**Task description**
Can you transcribe the data exactly? Leave the pictures out.
## begin Record list
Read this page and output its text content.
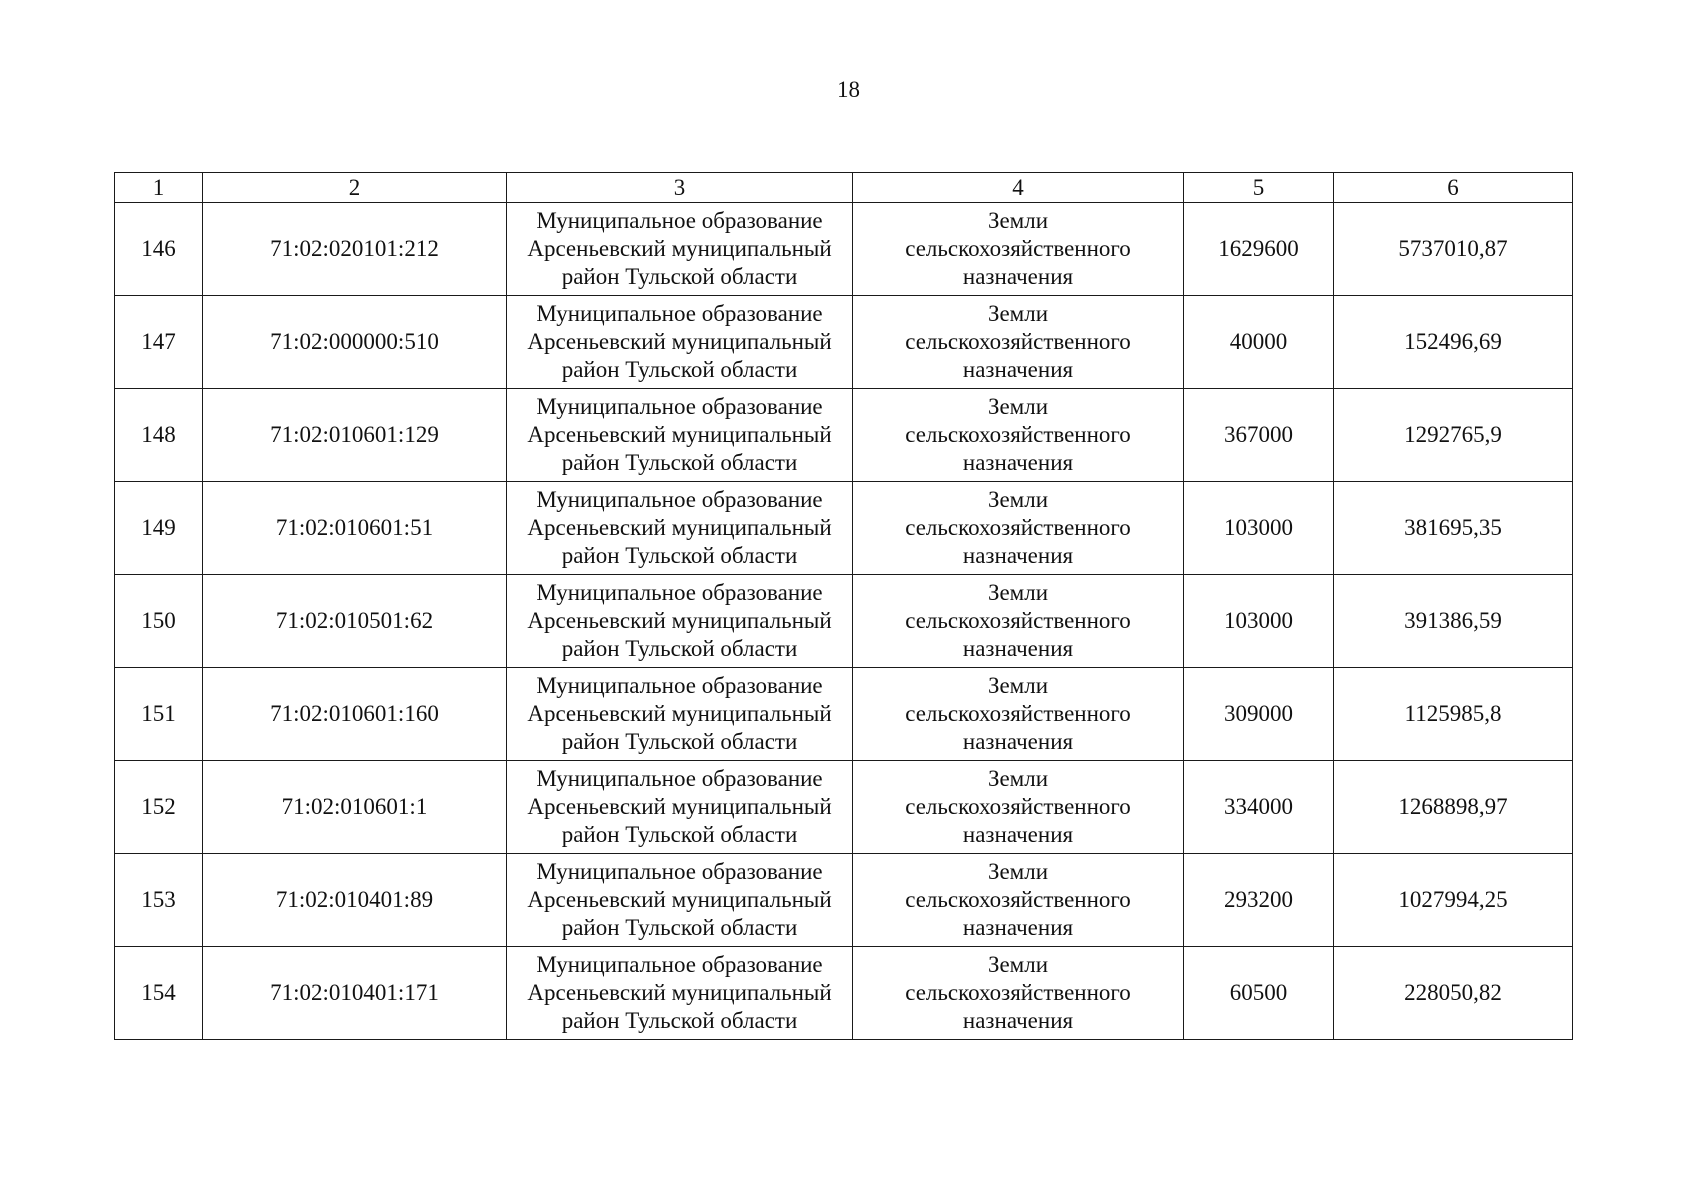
18
1	2	3	4	5	6
146	71:02:020101:212	Муниципальное образование
Арсеньевский муниципальный
район Тульской области	Земли
сельскохозяйственного
назначения	1629600	5737010,87
147	71:02:000000:510	Муниципальное образование
Арсеньевский муниципальный
район Тульской области	Земли
сельскохозяйственного
назначения	40000	152496,69
148	71:02:010601:129	Муниципальное образование
Арсеньевский муниципальный
район Тульской области	Земли
сельскохозяйственного
назначения	367000	1292765,9
149	71:02:010601:51	Муниципальное образование
Арсеньевский муниципальный
район Тульской области	Земли
сельскохозяйственного
назначения	103000	381695,35
150	71:02:010501:62	Муниципальное образование
Арсеньевский муниципальный
район Тульской области	Земли
сельскохозяйственного
назначения	103000	391386,59
151	71:02:010601:160	Муниципальное образование
Арсеньевский муниципальный
район Тульской области	Земли
сельскохозяйственного
назначения	309000	1125985,8
152	71:02:010601:1	Муниципальное образование
Арсеньевский муниципальный
район Тульской области	Земли
сельскохозяйственного
назначения	334000	1268898,97
153	71:02:010401:89	Муниципальное образование
Арсеньевский муниципальный
район Тульской области	Земли
сельскохозяйственного
назначения	293200	1027994,25
154	71:02:010401:171	Муниципальное образование
Арсеньевский муниципальный
район Тульской области	Земли
сельскохозяйственного
назначения	60500	228050,82
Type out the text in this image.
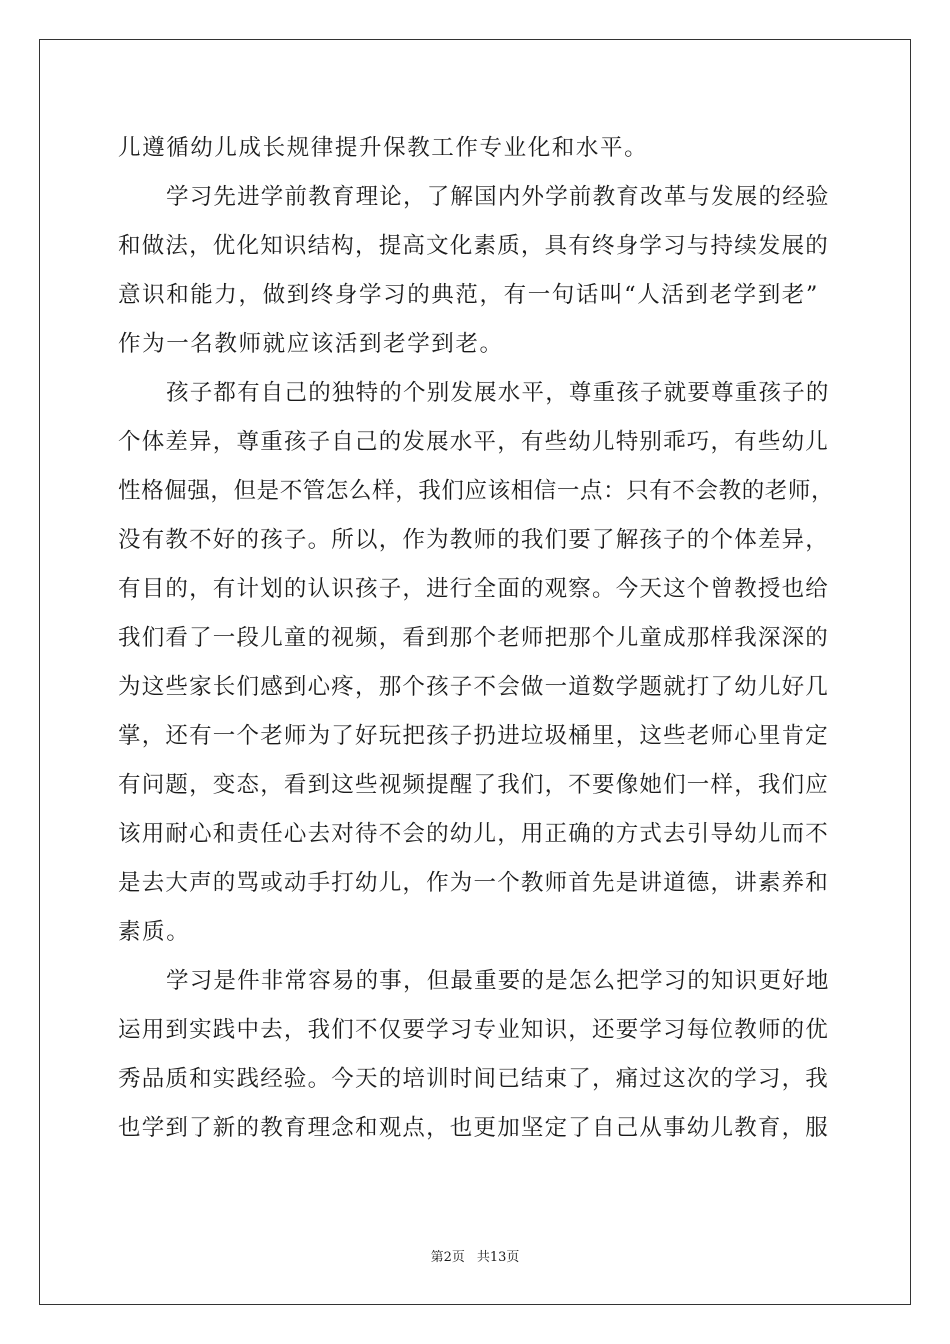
儿遵循幼儿成长规律提升保教工作专业化和水平。
学习先进学前教育理论，了解国内外学前教育改革与发展的经验
和做法，优化知识结构，提高文化素质，具有终身学习与持续发展的
意识和能力，做到终身学习的典范，有一句话叫“人活到老学到老”
作为一名教师就应该活到老学到老。
孩子都有自己的独特的个别发展水平，尊重孩子就要尊重孩子的
个体差异，尊重孩子自己的发展水平，有些幼儿特别乖巧，有些幼儿
性格倔强，但是不管怎么样，我们应该相信一点：只有不会教的老师，
没有教不好的孩子。所以，作为教师的我们要了解孩子的个体差异，
有目的，有计划的认识孩子，进行全面的观察。今天这个曾教授也给
我们看了一段儿童的视频，看到那个老师把那个儿童成那样我深深的
为这些家长们感到心疼，那个孩子不会做一道数学题就打了幼儿好几
掌，还有一个老师为了好玩把孩子扔进垃圾桶里，这些老师心里肯定
有问题，变态，看到这些视频提醒了我们，不要像她们一样，我们应
该用耐心和责任心去对待不会的幼儿，用正确的方式去引导幼儿而不
是去大声的骂或动手打幼儿，作为一个教师首先是讲道德，讲素养和
素质。
学习是件非常容易的事，但最重要的是怎么把学习的知识更好地
运用到实践中去，我们不仅要学习专业知识，还要学习每位教师的优
秀品质和实践经验。今天的培训时间已结束了，痛过这次的学习，我
也学到了新的教育理念和观点，也更加坚定了自己从事幼儿教育，服
第2页 共13页
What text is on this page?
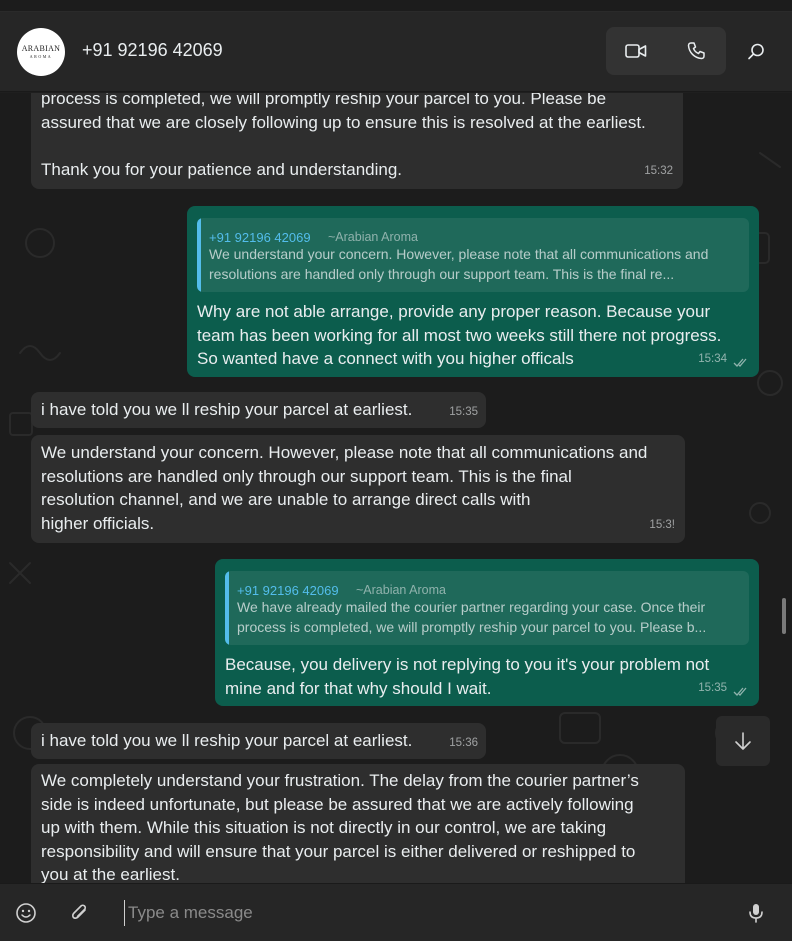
ARABIAN
AROMA +91 92196 42069
process is completed, we will promptly reship your parcel to you. Please be
assured that we are closely following up to ensure this is resolved at the earliest.

Thank you for your patience and understanding.	15:32
+91 92196 42069 ~Arabian Aroma
We understand your concern. However, please note that all communications and resolutions are handled only through our support team. This is the final re...
Why are not able arrange, provide any proper reason. Because your
team has been working for all most two weeks still there not progress.
So wanted have a connect with you higher officals	15:34
i have told you we ll reship your parcel at earliest.	15:35
We understand your concern. However, please note that all communications and
resolutions are handled only through our support team. This is the final
resolution channel, and we are unable to arrange direct calls with
higher officials.	15:3!
+91 92196 42069 ~Arabian Aroma
We have already mailed the courier partner regarding your case. Once their process is completed, we will promptly reship your parcel to you. Please b...
Because, you delivery is not replying to you it's your problem not
mine and for that why should I wait.	15:35
i have told you we ll reship your parcel at earliest.	15:36
We completely understand your frustration. The delay from the courier partner’s
side is indeed unfortunate, but please be assured that we are actively following
up with them. While this situation is not directly in our control, we are taking
responsibility and will ensure that your parcel is either delivered or reshipped to
you at the earliest.
Type a message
## end Record list
**Full output**
Read this page and output its text content.
18
1	2	3	4	5	6
146	71:02:020101:212	Муниципальное образование
Арсеньевский муниципальный
район Тульской области	Земли
сельскохозяйственного
назначения	1629600	5737010,87
147	71:02:000000:510	Муниципальное образование
Арсеньевский муниципальный
район Тульской области	Земли
сельскохозяйственного
назначения	40000	152496,69
148	71:02:010601:129	Муниципальное образование
Арсеньевский муниципальный
район Тульской области	Земли
сельскохозяйственного
назначения	367000	1292765,9
149	71:02:010601:51	Муниципальное образование
Арсеньевский муниципальный
район Тульской области	Земли
сельскохозяйственного
назначения	103000	381695,35
150	71:02:010501:62	Муниципальное образование
Арсеньевский муниципальный
район Тульской области	Земли
сельскохозяйственного
назначения	103000	391386,59
151	71:02:010601:160	Муниципальное образование
Арсеньевский муниципальный
район Тульской области	Земли
сельскохозяйственного
назначения	309000	1125985,8
152	71:02:010601:1	Муниципальное образование
Арсеньевский муниципальный
район Тульской области	Земли
сельскохозяйственного
назначения	334000	1268898,97
153	71:02:010401:89	Муниципальное образование
Арсеньевский муниципальный
район Тульской области	Земли
сельскохозяйственного
назначения	293200	1027994,25
154	71:02:010401:171	Муниципальное образование
Арсеньевский муниципальный
район Тульской области	Земли
сельскохозяйственного
назначения	60500	228050,82
Type out the text in this image.
儿遵循幼儿成长规律提升保教工作专业化和水平。
学习先进学前教育理论，了解国内外学前教育改革与发展的经验
和做法，优化知识结构，提高文化素质，具有终身学习与持续发展的
意识和能力，做到终身学习的典范，有一句话叫“人活到老学到老”
作为一名教师就应该活到老学到老。
孩子都有自己的独特的个别发展水平，尊重孩子就要尊重孩子的
个体差异，尊重孩子自己的发展水平，有些幼儿特别乖巧，有些幼儿
性格倔强，但是不管怎么样，我们应该相信一点：只有不会教的老师，
没有教不好的孩子。所以，作为教师的我们要了解孩子的个体差异，
有目的，有计划的认识孩子，进行全面的观察。今天这个曾教授也给
我们看了一段儿童的视频，看到那个老师把那个儿童成那样我深深的
为这些家长们感到心疼，那个孩子不会做一道数学题就打了幼儿好几
掌，还有一个老师为了好玩把孩子扔进垃圾桶里，这些老师心里肯定
有问题，变态，看到这些视频提醒了我们，不要像她们一样，我们应
该用耐心和责任心去对待不会的幼儿，用正确的方式去引导幼儿而不
是去大声的骂或动手打幼儿，作为一个教师首先是讲道德，讲素养和
素质。
学习是件非常容易的事，但最重要的是怎么把学习的知识更好地
运用到实践中去，我们不仅要学习专业知识，还要学习每位教师的优
秀品质和实践经验。今天的培训时间已结束了，痛过这次的学习，我
也学到了新的教育理念和观点，也更加坚定了自己从事幼儿教育，服
第2页 共13页
What text is on this page?
ARABIAN
AROMA +91 92196 42069
process is completed, we will promptly reship your parcel to you. Please be
assured that we are closely following up to ensure this is resolved at the earliest.

Thank you for your patience and understanding.	15:32
+91 92196 42069 ~Arabian Aroma
We understand your concern. However, please note that all communications and resolutions are handled only through our support team. This is the final re...
Why are not able arrange, provide any proper reason. Because your
team has been working for all most two weeks still there not progress.
So wanted have a connect with you higher officals	15:34
i have told you we ll reship your parcel at earliest.	15:35
We understand your concern. However, please note that all communications and
resolutions are handled only through our support team. This is the final
resolution channel, and we are unable to arrange direct calls with
higher officials.	15:3!
+91 92196 42069 ~Arabian Aroma
We have already mailed the courier partner regarding your case. Once their process is completed, we will promptly reship your parcel to you. Please b...
Because, you delivery is not replying to you it's your problem not
mine and for that why should I wait.	15:35
i have told you we ll reship your parcel at earliest.	15:36
We completely understand your frustration. The delay from the courier partner’s
side is indeed unfortunate, but please be assured that we are actively following
up with them. While this situation is not directly in our control, we are taking
responsibility and will ensure that your parcel is either delivered or reshipped to
you at the earliest.
Type a message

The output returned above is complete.